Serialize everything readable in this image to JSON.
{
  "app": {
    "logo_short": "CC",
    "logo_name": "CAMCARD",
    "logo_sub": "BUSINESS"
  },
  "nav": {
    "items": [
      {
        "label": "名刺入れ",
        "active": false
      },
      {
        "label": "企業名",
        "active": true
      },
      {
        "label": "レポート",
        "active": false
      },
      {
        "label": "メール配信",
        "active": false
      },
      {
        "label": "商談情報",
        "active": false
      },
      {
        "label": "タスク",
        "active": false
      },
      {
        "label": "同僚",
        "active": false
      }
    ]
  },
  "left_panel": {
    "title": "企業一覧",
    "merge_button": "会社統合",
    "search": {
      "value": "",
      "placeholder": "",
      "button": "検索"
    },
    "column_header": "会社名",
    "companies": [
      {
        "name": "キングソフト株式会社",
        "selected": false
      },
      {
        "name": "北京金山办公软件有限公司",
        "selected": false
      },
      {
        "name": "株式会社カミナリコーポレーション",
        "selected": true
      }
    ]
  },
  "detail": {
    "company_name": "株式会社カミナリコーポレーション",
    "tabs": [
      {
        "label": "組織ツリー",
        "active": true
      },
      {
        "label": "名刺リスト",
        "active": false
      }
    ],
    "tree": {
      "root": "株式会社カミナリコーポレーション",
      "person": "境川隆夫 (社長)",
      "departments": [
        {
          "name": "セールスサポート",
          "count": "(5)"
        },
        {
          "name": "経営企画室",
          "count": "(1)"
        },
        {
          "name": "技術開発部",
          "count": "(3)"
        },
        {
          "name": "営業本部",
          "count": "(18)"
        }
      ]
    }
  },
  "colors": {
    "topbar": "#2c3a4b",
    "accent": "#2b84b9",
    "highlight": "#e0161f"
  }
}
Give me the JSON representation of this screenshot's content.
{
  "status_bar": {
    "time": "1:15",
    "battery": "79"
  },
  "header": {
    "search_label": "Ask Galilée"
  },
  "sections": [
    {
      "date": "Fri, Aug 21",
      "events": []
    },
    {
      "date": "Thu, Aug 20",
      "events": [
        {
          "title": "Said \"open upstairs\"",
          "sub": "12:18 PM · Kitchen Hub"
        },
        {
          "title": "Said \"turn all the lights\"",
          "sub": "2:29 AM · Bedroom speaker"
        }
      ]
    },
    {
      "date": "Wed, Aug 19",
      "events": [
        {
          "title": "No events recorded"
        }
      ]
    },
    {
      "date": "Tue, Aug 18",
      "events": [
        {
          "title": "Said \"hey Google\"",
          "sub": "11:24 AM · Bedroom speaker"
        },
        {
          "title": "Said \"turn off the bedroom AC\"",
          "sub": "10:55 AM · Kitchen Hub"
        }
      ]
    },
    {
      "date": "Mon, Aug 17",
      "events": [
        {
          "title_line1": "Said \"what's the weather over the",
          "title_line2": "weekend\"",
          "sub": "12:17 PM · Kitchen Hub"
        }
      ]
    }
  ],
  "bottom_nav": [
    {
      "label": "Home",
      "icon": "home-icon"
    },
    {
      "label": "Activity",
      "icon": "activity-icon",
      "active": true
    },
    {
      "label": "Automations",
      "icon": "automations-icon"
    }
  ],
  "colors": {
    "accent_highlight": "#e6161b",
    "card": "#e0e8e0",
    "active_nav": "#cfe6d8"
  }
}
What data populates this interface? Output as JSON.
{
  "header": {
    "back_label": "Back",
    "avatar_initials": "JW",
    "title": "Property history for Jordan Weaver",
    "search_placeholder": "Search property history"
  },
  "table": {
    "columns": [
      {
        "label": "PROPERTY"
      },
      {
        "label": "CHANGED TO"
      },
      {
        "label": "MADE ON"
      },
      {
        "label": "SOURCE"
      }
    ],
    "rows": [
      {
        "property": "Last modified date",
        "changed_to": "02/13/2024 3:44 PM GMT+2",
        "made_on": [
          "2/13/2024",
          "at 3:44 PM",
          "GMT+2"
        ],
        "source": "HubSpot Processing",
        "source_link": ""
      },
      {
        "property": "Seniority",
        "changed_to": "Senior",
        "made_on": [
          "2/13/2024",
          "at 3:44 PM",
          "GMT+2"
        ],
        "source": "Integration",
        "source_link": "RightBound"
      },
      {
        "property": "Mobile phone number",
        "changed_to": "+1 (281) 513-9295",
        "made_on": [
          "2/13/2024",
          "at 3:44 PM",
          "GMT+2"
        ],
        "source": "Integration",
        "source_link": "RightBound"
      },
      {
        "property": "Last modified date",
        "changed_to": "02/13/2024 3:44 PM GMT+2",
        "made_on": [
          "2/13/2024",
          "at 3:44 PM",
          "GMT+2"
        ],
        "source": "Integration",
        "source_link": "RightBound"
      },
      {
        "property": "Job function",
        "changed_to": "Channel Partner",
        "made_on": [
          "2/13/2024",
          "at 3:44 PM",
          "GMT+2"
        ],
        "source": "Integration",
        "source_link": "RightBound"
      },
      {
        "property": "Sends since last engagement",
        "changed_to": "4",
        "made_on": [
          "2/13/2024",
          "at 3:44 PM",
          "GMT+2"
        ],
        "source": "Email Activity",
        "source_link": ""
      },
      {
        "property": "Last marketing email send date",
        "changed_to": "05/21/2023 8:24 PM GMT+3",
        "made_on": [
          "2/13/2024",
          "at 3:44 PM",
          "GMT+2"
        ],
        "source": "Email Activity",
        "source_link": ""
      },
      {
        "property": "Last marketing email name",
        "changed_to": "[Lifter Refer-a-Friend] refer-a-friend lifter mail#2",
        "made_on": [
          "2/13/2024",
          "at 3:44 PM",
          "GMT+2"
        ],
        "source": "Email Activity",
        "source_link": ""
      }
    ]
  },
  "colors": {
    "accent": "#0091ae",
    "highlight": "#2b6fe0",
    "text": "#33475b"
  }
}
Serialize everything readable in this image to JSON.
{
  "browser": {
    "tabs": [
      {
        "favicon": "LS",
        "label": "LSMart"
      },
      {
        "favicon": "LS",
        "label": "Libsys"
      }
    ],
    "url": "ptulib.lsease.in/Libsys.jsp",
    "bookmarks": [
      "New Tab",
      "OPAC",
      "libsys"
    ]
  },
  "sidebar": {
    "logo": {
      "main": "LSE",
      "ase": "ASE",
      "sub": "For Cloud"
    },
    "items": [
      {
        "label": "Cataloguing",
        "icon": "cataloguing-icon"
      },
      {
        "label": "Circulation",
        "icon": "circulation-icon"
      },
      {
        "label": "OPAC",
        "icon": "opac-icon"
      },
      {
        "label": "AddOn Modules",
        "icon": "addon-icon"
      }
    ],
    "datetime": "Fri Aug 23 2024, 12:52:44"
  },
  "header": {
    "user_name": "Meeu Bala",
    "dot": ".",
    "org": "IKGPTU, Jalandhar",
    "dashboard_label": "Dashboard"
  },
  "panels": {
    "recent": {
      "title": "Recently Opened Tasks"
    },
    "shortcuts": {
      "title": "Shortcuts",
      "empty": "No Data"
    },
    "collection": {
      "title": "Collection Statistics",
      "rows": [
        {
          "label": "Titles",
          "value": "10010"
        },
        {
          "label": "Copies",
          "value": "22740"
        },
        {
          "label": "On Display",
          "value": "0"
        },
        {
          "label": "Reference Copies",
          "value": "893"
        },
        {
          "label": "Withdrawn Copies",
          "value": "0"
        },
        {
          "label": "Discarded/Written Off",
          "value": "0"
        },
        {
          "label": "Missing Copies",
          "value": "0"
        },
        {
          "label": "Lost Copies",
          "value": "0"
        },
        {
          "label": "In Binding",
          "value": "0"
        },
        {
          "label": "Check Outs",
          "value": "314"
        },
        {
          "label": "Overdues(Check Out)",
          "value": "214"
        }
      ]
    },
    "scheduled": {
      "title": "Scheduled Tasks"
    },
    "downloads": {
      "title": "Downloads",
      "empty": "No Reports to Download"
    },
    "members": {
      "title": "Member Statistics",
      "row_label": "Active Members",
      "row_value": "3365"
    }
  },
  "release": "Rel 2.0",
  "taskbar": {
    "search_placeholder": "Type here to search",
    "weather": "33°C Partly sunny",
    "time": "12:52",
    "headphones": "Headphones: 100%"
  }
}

------

_Stated goal_
Look through the listing above. Pick out each line with "株式会社カミナリコーポレーション" and copy it.

_Task response_
        "name": "株式会社カミナリコーポレーション",
    "company_name": "株式会社カミナリコーポレーション",
      "root": "株式会社カミナリコーポレーション",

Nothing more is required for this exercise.